* **Given instruction**
Filter the data for lines with the word "JSON", then copy every line so identified.

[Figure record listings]
********************

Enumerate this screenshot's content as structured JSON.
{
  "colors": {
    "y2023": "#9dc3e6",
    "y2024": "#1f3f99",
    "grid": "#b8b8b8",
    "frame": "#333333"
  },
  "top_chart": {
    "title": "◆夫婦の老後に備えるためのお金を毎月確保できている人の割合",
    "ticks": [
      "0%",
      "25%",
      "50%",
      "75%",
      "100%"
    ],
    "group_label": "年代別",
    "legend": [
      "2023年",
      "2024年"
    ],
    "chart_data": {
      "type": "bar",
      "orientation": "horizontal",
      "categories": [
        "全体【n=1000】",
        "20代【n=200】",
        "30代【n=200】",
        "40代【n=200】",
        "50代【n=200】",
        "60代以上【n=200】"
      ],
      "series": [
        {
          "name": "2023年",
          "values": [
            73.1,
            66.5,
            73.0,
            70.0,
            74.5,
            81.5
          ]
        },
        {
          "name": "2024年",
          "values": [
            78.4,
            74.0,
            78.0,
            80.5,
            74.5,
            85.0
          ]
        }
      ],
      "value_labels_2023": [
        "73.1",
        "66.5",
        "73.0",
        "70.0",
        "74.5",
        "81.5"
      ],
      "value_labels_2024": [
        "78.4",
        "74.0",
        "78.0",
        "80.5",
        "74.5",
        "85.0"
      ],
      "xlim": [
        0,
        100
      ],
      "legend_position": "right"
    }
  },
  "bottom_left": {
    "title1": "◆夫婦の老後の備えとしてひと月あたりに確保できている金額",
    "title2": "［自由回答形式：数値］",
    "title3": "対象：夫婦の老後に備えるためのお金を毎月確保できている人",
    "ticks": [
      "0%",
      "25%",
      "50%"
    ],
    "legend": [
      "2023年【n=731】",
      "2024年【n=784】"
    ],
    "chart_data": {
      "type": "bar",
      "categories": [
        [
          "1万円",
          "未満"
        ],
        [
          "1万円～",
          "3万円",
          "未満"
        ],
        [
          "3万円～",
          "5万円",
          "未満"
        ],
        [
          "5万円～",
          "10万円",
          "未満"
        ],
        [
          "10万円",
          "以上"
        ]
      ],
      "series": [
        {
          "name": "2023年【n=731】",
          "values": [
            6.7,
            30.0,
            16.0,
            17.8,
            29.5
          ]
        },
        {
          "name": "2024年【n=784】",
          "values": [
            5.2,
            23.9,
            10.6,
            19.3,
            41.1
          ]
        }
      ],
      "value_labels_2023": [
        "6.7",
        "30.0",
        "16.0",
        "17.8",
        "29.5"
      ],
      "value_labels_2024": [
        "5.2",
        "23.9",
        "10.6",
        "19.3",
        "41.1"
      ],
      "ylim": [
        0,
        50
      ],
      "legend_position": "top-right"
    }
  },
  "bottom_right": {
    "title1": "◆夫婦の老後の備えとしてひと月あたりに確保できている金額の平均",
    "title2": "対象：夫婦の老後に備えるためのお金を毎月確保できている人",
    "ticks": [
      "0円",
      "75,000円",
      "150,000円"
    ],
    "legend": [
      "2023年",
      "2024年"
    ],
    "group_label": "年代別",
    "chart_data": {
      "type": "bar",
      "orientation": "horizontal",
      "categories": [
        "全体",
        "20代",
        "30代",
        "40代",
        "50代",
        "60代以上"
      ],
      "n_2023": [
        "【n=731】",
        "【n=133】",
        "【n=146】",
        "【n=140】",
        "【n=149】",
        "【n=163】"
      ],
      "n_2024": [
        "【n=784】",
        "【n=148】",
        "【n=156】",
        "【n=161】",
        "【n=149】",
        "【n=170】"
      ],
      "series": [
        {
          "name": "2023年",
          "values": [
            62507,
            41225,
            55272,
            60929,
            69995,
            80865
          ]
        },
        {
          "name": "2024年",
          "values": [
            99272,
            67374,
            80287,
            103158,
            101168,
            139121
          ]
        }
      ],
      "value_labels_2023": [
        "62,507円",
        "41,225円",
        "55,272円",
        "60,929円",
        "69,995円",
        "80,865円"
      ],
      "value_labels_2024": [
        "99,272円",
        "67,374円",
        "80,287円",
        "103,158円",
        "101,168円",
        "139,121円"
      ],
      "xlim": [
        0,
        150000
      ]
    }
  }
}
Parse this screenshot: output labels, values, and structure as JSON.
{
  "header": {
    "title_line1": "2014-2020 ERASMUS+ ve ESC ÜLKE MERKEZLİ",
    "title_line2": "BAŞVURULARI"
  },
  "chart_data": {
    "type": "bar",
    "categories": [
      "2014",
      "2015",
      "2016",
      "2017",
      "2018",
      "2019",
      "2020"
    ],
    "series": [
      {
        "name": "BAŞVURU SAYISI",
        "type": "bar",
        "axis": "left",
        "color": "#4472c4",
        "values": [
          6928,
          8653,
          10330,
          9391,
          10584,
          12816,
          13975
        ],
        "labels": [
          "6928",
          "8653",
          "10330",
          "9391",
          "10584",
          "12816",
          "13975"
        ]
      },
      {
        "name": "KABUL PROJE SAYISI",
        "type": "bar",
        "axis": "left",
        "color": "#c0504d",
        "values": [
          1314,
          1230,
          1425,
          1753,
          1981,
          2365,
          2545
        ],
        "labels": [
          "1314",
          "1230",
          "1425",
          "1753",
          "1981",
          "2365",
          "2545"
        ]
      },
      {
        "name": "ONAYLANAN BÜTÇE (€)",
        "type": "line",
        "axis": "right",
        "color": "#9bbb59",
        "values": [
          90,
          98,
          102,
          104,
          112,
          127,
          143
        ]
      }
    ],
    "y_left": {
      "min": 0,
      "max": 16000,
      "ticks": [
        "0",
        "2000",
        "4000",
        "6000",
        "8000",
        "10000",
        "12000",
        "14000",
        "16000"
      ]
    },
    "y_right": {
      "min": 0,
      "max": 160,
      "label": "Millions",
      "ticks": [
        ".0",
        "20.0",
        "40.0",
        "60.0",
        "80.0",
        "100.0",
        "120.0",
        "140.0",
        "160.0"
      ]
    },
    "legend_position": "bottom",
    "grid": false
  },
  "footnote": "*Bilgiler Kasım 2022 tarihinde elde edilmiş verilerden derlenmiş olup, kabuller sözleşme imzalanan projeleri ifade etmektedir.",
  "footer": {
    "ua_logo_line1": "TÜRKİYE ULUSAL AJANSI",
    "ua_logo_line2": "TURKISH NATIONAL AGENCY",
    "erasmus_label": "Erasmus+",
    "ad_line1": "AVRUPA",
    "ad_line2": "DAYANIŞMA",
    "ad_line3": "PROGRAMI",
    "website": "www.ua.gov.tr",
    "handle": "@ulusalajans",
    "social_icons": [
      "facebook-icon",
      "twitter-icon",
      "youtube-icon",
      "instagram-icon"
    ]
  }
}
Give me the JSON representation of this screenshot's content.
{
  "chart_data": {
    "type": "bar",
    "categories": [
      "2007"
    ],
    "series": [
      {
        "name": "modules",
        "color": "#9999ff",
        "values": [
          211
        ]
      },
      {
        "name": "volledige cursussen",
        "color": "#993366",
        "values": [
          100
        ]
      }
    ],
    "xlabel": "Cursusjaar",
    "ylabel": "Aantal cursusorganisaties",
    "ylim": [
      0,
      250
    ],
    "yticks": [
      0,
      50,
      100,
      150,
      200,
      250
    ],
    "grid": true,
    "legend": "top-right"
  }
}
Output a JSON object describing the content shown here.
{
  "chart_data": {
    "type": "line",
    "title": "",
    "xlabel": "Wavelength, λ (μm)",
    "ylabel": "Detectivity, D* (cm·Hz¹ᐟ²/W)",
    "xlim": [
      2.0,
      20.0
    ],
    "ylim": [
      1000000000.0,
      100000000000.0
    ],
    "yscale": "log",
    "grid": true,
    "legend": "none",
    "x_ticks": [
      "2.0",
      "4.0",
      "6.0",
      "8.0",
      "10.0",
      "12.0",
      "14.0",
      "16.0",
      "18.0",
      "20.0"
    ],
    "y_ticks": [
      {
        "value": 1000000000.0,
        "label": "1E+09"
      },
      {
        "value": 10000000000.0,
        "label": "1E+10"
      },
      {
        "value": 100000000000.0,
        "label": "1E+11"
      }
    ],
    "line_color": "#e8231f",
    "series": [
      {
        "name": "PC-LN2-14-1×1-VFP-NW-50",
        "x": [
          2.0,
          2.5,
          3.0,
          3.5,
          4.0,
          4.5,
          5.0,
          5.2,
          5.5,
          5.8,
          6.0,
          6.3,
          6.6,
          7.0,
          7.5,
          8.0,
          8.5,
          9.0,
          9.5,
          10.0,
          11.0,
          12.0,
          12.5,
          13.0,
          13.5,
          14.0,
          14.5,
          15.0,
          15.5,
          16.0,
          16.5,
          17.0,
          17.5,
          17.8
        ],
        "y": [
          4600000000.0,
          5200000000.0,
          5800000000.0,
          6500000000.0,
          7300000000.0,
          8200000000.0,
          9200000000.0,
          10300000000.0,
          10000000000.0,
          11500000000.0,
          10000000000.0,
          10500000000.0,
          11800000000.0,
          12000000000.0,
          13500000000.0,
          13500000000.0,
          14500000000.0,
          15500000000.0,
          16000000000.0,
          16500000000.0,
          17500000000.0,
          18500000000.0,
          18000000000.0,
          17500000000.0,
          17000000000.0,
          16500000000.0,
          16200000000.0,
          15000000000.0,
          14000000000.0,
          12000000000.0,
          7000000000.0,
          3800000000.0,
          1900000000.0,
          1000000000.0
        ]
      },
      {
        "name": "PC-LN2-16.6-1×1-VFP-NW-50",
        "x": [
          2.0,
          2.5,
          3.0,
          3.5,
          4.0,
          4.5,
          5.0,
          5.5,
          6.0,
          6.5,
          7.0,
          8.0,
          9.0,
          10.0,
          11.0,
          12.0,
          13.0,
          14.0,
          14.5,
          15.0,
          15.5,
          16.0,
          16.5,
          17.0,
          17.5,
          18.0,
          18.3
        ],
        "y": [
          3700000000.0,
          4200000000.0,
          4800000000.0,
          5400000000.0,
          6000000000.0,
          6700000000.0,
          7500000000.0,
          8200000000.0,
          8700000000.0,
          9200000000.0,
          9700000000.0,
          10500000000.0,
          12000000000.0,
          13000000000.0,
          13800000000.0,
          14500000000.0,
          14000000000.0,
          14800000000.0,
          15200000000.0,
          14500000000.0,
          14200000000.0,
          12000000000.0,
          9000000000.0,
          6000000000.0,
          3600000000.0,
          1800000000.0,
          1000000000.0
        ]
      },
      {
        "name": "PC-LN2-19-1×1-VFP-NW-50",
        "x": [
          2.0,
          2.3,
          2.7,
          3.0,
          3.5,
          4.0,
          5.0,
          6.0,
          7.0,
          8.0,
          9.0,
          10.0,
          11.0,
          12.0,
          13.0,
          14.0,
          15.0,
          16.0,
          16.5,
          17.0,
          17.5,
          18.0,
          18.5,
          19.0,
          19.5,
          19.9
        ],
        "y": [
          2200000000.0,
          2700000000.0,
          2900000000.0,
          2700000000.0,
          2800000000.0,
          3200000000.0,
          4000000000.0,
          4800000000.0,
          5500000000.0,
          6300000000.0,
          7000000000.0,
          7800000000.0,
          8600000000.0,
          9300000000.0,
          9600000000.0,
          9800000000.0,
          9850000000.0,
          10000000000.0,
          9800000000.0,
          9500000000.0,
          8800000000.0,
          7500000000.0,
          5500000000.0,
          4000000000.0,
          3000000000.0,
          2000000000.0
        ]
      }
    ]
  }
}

********************

* **Correct output**
Enumerate this screenshot's content as structured JSON.
Parse this screenshot: output labels, values, and structure as JSON.
Give me the JSON representation of this screenshot's content.
Output a JSON object describing the content shown here.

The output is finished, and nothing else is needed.